▶ **WHAT IS NEEDED**
Pull out every line below that holds the word "Leave".

▶ **STORED DATA**
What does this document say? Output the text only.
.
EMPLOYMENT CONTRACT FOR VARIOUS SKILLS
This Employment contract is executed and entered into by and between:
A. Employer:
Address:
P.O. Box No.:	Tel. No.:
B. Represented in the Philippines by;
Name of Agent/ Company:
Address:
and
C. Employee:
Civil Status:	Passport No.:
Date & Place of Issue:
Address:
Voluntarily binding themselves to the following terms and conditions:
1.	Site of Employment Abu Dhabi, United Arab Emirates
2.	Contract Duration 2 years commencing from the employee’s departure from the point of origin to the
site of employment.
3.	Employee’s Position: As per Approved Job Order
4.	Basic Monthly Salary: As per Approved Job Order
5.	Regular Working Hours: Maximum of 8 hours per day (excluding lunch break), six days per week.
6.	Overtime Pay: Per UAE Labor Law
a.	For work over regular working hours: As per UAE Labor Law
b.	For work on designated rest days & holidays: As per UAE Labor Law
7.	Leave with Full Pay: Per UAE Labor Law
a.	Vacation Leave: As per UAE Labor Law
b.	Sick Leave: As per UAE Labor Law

▶ **RESPONSE TO THE TASK**
7.	Leave with Full Pay: Per UAE Labor Law
a.	Vacation Leave: As per UAE Labor Law
b.	Sick Leave: As per UAE Labor Law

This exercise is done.